Data excerpts:
^^^^^^^^

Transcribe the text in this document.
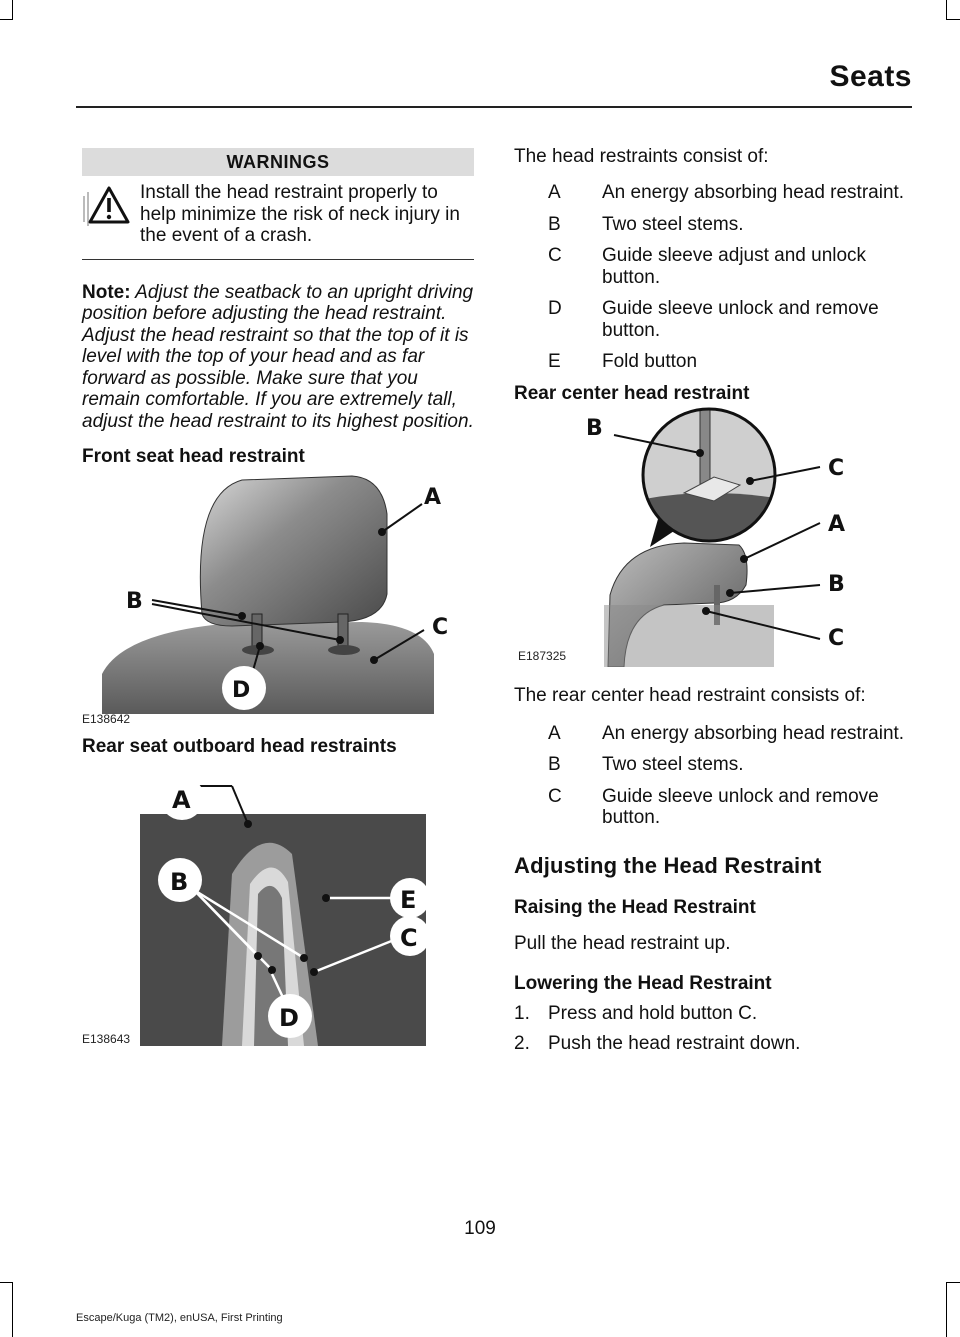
Seats
WARNINGS
Install the head restraint properly to help minimize the risk of neck injury in the event of a crash.
Note: Adjust the seatback to an upright driving position before adjusting the head restraint. Adjust the head restraint so that the top of it is level with the top of your head and as far forward as possible. Make sure that you remain comfortable. If you are extremely tall, adjust the head restraint to its highest position.
Front seat head restraint
A
B
C
D
E138642
Rear seat outboard head restraints
A
B
E
C
D
E138643
The head restraints consist of:
A	An energy absorbing head restraint.
B	Two steel stems.
C	Guide sleeve adjust and unlock button.
D	Guide sleeve unlock and remove button.
E	Fold button
Rear center head restraint
B
C
A
B
C
E187325
The rear center head restraint consists of:
A	An energy absorbing head restraint.
B	Two steel stems.
C	Guide sleeve unlock and remove button.
Adjusting the Head Restraint
Raising the Head Restraint
Pull the head restraint up.
Lowering the Head Restraint
1. Press and hold button C.
2. Push the head restraint down.
109
Escape/Kuga (TM2), enUSA, First Printing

^^^^^^^^

_Instructions for the task_.
Set every line down exactly as written, leaving each picture out.

_Result_.
Transcribe the text in this document.
Seats
WARNINGS
Install the head restraint properly to help minimize the risk of neck injury in the event of a crash.
Note: Adjust the seatback to an upright driving position before adjusting the head restraint. Adjust the head restraint so that the top of it is level with the top of your head and as far forward as possible. Make sure that you remain comfortable. If you are extremely tall, adjust the head restraint to its highest position.
Front seat head restraint
A
B
C
D
E138642
Rear seat outboard head restraints
A
B
E
C
D
E138643
The head restraints consist of:
A	An energy absorbing head restraint.
B	Two steel stems.
C	Guide sleeve adjust and unlock button.
D	Guide sleeve unlock and remove button.
E	Fold button
Rear center head restraint
B
C
A
B
C
E187325
The rear center head restraint consists of:
A	An energy absorbing head restraint.
B	Two steel stems.
C	Guide sleeve unlock and remove button.
Adjusting the Head Restraint
Raising the Head Restraint
Pull the head restraint up.
Lowering the Head Restraint
1. Press and hold button C.
2. Push the head restraint down.
109
Escape/Kuga (TM2), enUSA, First Printing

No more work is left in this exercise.